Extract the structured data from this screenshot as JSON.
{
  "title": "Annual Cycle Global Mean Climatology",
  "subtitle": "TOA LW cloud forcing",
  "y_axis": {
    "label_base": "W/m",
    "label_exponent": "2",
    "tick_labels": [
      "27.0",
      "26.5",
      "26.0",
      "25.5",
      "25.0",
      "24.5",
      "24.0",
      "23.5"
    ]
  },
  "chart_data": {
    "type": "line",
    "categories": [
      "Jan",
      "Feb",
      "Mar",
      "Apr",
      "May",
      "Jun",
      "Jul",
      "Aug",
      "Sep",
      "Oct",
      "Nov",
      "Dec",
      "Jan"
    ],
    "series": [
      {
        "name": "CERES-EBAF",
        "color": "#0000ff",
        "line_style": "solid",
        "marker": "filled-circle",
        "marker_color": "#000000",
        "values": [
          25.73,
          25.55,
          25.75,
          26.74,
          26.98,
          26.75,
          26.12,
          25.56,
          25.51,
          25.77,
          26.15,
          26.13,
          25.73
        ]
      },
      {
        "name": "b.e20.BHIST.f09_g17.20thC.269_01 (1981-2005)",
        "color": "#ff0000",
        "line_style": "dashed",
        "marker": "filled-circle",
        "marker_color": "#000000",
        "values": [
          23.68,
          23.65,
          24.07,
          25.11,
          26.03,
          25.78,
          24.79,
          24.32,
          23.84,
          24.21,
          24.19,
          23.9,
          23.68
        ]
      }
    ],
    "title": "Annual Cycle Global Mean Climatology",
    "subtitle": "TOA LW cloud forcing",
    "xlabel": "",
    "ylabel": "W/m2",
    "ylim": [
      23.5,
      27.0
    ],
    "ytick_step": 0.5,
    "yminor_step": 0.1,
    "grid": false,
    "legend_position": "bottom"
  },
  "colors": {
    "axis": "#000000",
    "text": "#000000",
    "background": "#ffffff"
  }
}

········

**WORK REQUIRED**
Copy out every line from the material above in which the word "subtitle" appears.

**WRITTEN SOLUTION**
  "subtitle": "TOA LW cloud forcing",
    "subtitle": "TOA LW cloud forcing",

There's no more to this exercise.